- **Excerpt**
Skip to content

dispatch

dispatch

Remote dispatch utilities for SSH and SLURM.

RunResult(returncode: int, stdout: str, stderr: str) dataclass

Result of a remote command execution

TunnelResult(returncode: int, pid: int | None, command: list[str], stderr: str = '') dataclass

Result of starting an SSH local port forward.

SlurmJob(name: str, command: str, partition: str | None = None, nodes: int = 1, ntasks: int = 1, ntasks_per_node: int | None = None, cpus_per_task: int | None = None, gpus: int | None = None, gpus_per_node: int | None = None, gpu_type: str | None = None, mem: str | None = None, mem_per_cpu: str | None = None, time: str | None = None, output: str | None = None, error: str | None = None, workdir: str | None = None, root_dir: str | None = None, env: dict[str, str] = dict(), modules: list[str] = list(), uv_groups: list[str] = list(), dependency: str | None = None, exclusive: bool = False, constraint: str | None = None, account: str | None = None, qos: str | None = None, exclude: list[str] = list(), extra_directives: list[str] = list(), setup_commands: list[str] = list(), payload: str | None = None, payload_extract_to: str = '$SLURM_TMPDIR/code', juicefs_mount: JuiceFSMount | None = None, is_slurm: bool = True, bootstrap_py: str | None = None) dataclass

Configuration for an sbatch script.

pack(tarball: bytes) -> 'SlurmJob'

Return a new SlurmJob with the given tarball as payload.

Parameters:

Name Type Description Default
tarball bytes

gzip-compressed tarball bytes (from sync.snapshot())

- **Work to complete**
**a.** According to the dispatch documentation, what does the pack method return?
**b.** Reproduce the part of the dispatch documentation that opens with the words containing "Result of a" and closes with "local port forward.".
The items that follow the dispatch documentation are not needed.

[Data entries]
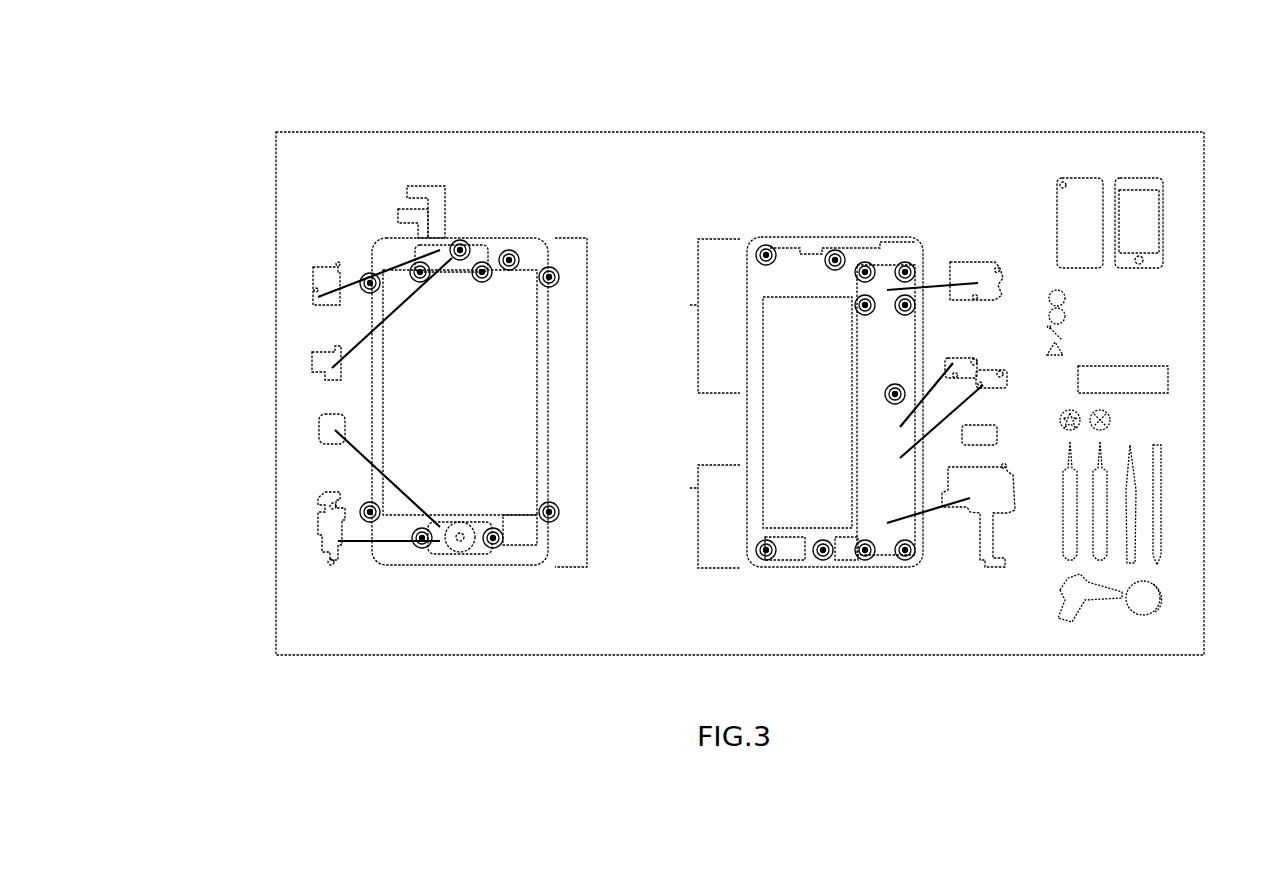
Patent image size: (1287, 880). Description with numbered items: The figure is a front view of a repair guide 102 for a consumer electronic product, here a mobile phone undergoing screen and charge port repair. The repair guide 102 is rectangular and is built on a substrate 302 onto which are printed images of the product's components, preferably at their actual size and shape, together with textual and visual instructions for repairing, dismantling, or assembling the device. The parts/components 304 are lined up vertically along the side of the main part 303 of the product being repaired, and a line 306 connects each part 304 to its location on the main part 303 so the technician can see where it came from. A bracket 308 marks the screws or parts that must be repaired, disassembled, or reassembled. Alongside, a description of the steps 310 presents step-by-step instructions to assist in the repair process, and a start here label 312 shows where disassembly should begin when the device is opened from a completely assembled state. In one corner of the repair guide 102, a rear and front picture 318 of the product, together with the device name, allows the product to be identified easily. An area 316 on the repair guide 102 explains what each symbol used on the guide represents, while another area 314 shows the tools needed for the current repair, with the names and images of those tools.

The repair guide 102 is at (1057, 106).
The substrate 302 is at (437, 132).
The main part 303 is at (497, 570).
The parts/components 304 is at (318, 283).
The line 306 is at (398, 267).
The bracket 308 is at (571, 568).
The description of the steps 310 is at (633, 515).
The start here label 312 is at (848, 600).
The area showing tools 314 is at (1175, 512).
The area showing symbols 316 is at (1175, 318).
The rear and front picture 318 is at (1175, 219).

- **Task answers**
**a.** A new SlurmJob with the given tarball as payload.

**b.**
Result of a remote command execution

TunnelResult(returncode: int, pid: int | None, command: list[str], stderr: str = '') dataclass

Result of starting an SSH local port forward.